-- Goal --
Reproduce the lines of the material exactly, excluding every image.

[Stored data]
────────────────────

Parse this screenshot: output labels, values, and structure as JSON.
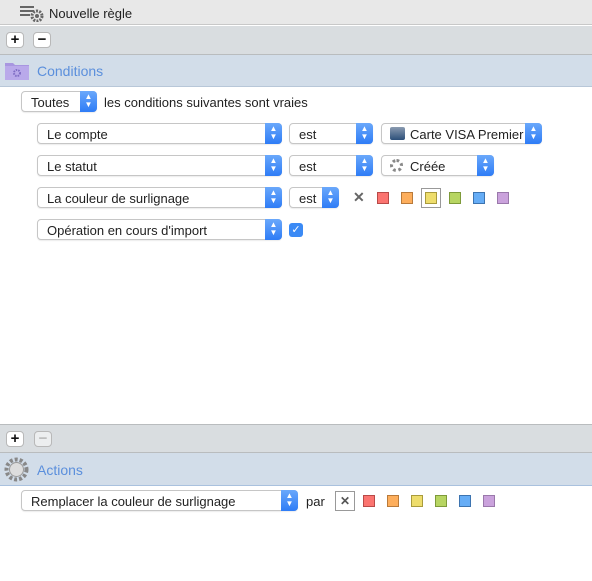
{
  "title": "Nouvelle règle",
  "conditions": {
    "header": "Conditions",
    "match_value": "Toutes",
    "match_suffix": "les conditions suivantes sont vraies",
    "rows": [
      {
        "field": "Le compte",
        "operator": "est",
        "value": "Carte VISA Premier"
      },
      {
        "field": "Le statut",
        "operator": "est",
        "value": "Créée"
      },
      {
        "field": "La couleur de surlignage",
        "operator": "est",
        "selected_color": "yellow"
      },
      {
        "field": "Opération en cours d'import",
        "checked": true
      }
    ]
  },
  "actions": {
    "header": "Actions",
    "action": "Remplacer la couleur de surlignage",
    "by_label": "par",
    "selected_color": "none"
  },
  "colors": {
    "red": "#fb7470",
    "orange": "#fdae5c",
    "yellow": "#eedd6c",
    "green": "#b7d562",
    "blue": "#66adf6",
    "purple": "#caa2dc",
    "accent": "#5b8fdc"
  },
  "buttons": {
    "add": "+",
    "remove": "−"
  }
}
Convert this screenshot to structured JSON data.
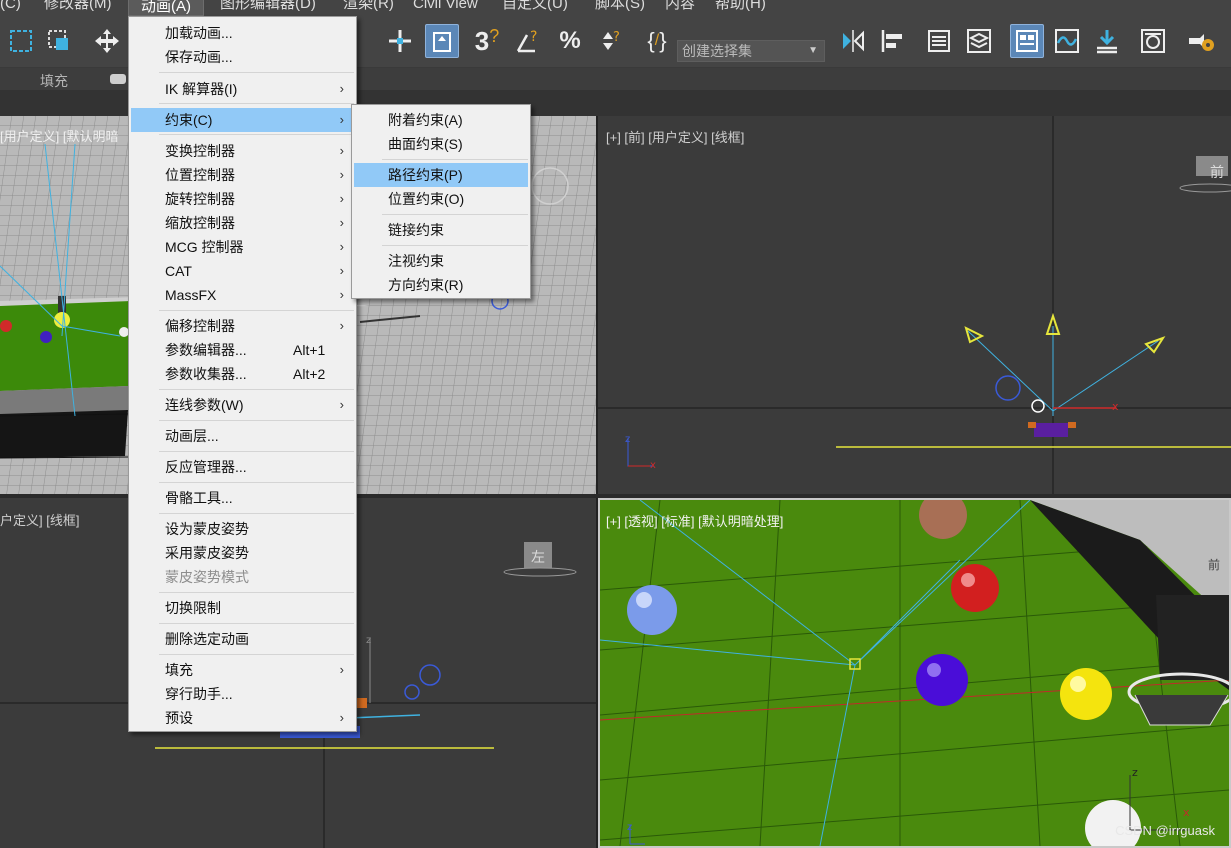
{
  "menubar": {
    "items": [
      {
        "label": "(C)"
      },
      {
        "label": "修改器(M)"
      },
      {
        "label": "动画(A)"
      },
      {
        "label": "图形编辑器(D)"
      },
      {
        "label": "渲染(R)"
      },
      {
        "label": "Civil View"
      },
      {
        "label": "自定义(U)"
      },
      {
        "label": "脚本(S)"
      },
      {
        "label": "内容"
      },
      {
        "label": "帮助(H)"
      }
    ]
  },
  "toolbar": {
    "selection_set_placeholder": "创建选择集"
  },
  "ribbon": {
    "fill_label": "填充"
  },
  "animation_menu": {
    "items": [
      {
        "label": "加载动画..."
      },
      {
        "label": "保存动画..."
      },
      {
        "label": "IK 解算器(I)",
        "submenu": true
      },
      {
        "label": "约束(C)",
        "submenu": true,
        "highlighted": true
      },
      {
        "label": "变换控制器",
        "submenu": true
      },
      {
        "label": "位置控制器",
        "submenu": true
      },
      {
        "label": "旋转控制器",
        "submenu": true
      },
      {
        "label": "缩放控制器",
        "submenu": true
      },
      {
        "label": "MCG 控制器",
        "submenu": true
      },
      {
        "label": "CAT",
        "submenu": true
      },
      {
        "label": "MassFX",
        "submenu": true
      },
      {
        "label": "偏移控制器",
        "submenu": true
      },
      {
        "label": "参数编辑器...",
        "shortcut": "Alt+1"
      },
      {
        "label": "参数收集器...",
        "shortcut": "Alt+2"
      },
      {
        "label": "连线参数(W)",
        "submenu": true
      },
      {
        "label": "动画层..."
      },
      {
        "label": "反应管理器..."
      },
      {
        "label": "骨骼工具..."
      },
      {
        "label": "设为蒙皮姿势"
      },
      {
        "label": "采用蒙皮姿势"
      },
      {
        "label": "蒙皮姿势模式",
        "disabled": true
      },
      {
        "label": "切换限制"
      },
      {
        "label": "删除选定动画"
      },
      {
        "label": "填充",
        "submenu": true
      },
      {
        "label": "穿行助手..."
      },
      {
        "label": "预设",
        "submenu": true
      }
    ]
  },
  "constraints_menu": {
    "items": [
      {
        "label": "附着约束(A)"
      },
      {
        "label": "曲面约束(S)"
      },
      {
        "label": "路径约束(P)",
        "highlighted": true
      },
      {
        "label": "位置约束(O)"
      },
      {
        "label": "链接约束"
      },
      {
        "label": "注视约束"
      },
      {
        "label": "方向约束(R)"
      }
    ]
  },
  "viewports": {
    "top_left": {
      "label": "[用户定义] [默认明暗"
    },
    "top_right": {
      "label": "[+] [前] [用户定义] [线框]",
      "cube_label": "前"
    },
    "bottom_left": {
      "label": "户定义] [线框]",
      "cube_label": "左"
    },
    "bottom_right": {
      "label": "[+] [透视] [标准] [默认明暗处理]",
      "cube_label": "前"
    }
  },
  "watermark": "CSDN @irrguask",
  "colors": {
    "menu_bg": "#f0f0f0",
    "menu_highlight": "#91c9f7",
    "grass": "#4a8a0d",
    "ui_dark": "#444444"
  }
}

────────────────────

-- Result of the exercise --
Parse this screenshot: output labels, values, and structure as JSON.
{
  "title": "Nouvelle règle",
  "conditions": {
    "header": "Conditions",
    "match_value": "Toutes",
    "match_suffix": "les conditions suivantes sont vraies",
    "rows": [
      {
        "field": "Le compte",
        "operator": "est",
        "value": "Carte VISA Premier"
      },
      {
        "field": "Le statut",
        "operator": "est",
        "value": "Créée"
      },
      {
        "field": "La couleur de surlignage",
        "operator": "est",
        "selected_color": "yellow"
      },
      {
        "field": "Opération en cours d'import",
        "checked": true
      }
    ]
  },
  "actions": {
    "header": "Actions",
    "action": "Remplacer la couleur de surlignage",
    "by_label": "par",
    "selected_color": "none"
  },
  "colors": {
    "red": "#fb7470",
    "orange": "#fdae5c",
    "yellow": "#eedd6c",
    "green": "#b7d562",
    "blue": "#66adf6",
    "purple": "#caa2dc",
    "accent": "#5b8fdc"
  },
  "buttons": {
    "add": "+",
    "remove": "−"
  }
}
Convert this screenshot to structured JSON data.
{
  "menubar": {
    "items": [
      {
        "label": "(C)"
      },
      {
        "label": "修改器(M)"
      },
      {
        "label": "动画(A)"
      },
      {
        "label": "图形编辑器(D)"
      },
      {
        "label": "渲染(R)"
      },
      {
        "label": "Civil View"
      },
      {
        "label": "自定义(U)"
      },
      {
        "label": "脚本(S)"
      },
      {
        "label": "内容"
      },
      {
        "label": "帮助(H)"
      }
    ]
  },
  "toolbar": {
    "selection_set_placeholder": "创建选择集"
  },
  "ribbon": {
    "fill_label": "填充"
  },
  "animation_menu": {
    "items": [
      {
        "label": "加载动画..."
      },
      {
        "label": "保存动画..."
      },
      {
        "label": "IK 解算器(I)",
        "submenu": true
      },
      {
        "label": "约束(C)",
        "submenu": true,
        "highlighted": true
      },
      {
        "label": "变换控制器",
        "submenu": true
      },
      {
        "label": "位置控制器",
        "submenu": true
      },
      {
        "label": "旋转控制器",
        "submenu": true
      },
      {
        "label": "缩放控制器",
        "submenu": true
      },
      {
        "label": "MCG 控制器",
        "submenu": true
      },
      {
        "label": "CAT",
        "submenu": true
      },
      {
        "label": "MassFX",
        "submenu": true
      },
      {
        "label": "偏移控制器",
        "submenu": true
      },
      {
        "label": "参数编辑器...",
        "shortcut": "Alt+1"
      },
      {
        "label": "参数收集器...",
        "shortcut": "Alt+2"
      },
      {
        "label": "连线参数(W)",
        "submenu": true
      },
      {
        "label": "动画层..."
      },
      {
        "label": "反应管理器..."
      },
      {
        "label": "骨骼工具..."
      },
      {
        "label": "设为蒙皮姿势"
      },
      {
        "label": "采用蒙皮姿势"
      },
      {
        "label": "蒙皮姿势模式",
        "disabled": true
      },
      {
        "label": "切换限制"
      },
      {
        "label": "删除选定动画"
      },
      {
        "label": "填充",
        "submenu": true
      },
      {
        "label": "穿行助手..."
      },
      {
        "label": "预设",
        "submenu": true
      }
    ]
  },
  "constraints_menu": {
    "items": [
      {
        "label": "附着约束(A)"
      },
      {
        "label": "曲面约束(S)"
      },
      {
        "label": "路径约束(P)",
        "highlighted": true
      },
      {
        "label": "位置约束(O)"
      },
      {
        "label": "链接约束"
      },
      {
        "label": "注视约束"
      },
      {
        "label": "方向约束(R)"
      }
    ]
  },
  "viewports": {
    "top_left": {
      "label": "[用户定义] [默认明暗"
    },
    "top_right": {
      "label": "[+] [前] [用户定义] [线框]",
      "cube_label": "前"
    },
    "bottom_left": {
      "label": "户定义] [线框]",
      "cube_label": "左"
    },
    "bottom_right": {
      "label": "[+] [透视] [标准] [默认明暗处理]",
      "cube_label": "前"
    }
  },
  "watermark": "CSDN @irrguask",
  "colors": {
    "menu_bg": "#f0f0f0",
    "menu_highlight": "#91c9f7",
    "grass": "#4a8a0d",
    "ui_dark": "#444444"
  }
}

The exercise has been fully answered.